Goal of the exercise:
Copy out every line containing the word "applicable".

===

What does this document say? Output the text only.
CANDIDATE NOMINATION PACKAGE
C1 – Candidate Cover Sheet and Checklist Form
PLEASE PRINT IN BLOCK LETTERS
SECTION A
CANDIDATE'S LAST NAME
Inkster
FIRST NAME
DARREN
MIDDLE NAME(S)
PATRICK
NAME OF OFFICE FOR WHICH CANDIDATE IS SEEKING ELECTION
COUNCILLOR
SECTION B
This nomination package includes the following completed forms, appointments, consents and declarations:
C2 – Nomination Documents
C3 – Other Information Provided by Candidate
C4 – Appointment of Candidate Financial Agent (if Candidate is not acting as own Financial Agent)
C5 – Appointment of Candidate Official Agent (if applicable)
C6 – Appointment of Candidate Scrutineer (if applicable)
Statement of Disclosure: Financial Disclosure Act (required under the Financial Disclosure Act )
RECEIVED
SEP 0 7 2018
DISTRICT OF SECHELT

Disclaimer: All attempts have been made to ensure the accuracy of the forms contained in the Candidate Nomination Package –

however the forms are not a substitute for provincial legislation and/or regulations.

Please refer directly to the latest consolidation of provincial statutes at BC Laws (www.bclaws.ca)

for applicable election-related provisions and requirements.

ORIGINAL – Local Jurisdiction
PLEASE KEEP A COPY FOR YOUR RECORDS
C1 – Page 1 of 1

===

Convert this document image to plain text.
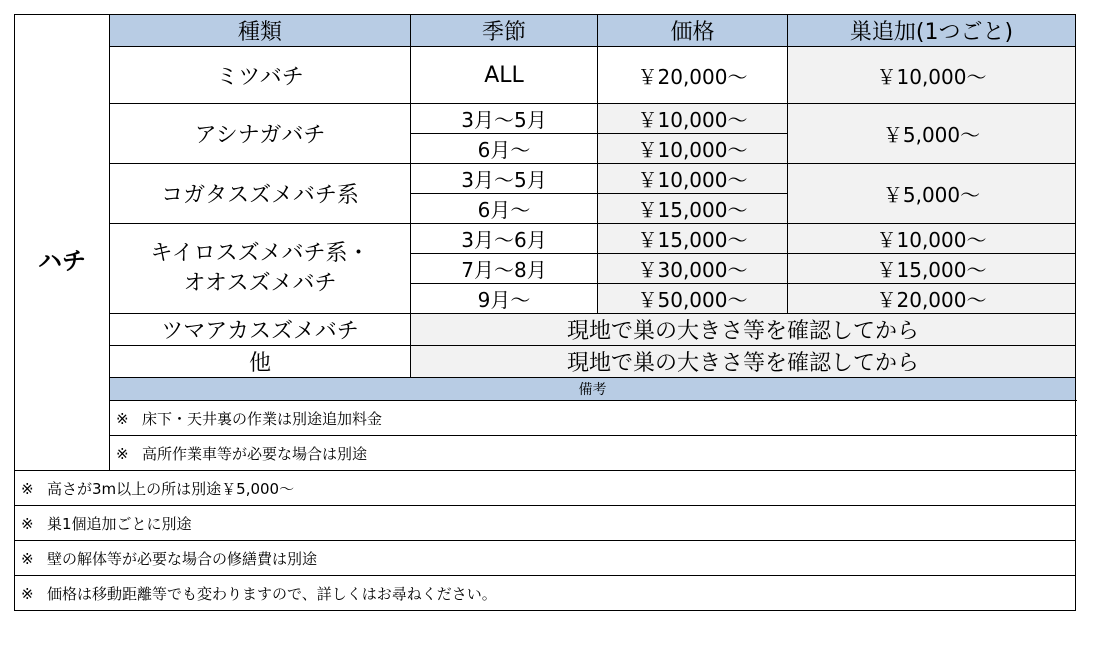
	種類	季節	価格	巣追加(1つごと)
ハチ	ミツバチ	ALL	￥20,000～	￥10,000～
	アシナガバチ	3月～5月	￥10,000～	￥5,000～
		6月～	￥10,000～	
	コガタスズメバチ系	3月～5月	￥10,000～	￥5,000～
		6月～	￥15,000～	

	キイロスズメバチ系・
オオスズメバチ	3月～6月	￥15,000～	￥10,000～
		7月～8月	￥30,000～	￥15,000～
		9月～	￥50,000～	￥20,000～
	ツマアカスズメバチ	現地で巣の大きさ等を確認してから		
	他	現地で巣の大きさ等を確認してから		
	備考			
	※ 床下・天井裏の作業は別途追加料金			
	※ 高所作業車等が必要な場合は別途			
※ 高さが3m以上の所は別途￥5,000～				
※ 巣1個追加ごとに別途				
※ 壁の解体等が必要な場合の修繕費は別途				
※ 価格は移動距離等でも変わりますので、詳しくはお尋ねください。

===

Solved problem:
C5 – Appointment of Candidate Official Agent (if applicable)
C6 – Appointment of Candidate Scrutineer (if applicable)
for applicable election-related provisions and requirements.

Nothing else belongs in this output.